▶ **Exercise goal**
Only the lines holding the string "Alocasia" are needed. Copy each one.

_ _ _ _

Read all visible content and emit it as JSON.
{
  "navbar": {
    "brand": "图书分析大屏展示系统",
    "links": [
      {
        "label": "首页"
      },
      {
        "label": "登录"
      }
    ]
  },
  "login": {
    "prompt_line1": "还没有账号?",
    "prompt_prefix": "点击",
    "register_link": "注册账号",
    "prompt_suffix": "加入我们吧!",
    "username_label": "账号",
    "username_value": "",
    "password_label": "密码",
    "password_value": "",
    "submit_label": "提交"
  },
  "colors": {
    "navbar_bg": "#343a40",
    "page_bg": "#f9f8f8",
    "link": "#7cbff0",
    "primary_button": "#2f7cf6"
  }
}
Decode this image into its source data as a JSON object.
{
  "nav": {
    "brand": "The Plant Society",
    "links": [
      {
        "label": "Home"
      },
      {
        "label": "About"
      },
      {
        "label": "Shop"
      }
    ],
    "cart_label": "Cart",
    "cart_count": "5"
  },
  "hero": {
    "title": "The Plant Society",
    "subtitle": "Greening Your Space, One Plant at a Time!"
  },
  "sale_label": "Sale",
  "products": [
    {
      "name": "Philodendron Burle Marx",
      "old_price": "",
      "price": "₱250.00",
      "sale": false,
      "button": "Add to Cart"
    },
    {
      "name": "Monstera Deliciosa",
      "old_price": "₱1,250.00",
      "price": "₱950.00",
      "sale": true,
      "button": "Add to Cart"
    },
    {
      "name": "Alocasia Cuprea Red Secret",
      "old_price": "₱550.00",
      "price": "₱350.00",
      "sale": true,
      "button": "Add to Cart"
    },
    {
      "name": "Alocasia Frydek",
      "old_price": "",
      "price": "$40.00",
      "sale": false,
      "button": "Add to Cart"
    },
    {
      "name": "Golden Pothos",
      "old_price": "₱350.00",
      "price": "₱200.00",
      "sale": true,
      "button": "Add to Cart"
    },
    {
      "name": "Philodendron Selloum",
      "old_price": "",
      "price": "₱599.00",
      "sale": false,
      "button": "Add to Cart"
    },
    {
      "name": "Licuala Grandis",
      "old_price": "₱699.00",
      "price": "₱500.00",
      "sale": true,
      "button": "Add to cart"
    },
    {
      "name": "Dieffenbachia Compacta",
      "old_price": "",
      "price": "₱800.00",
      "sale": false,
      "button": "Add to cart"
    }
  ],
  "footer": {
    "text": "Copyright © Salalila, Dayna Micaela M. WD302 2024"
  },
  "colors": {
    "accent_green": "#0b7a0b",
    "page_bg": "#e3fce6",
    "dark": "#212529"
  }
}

_ _ _ _

▶ **Answer to the exercise**
      "name": "Alocasia Cuprea Red Secret",
      "name": "Alocasia Frydek",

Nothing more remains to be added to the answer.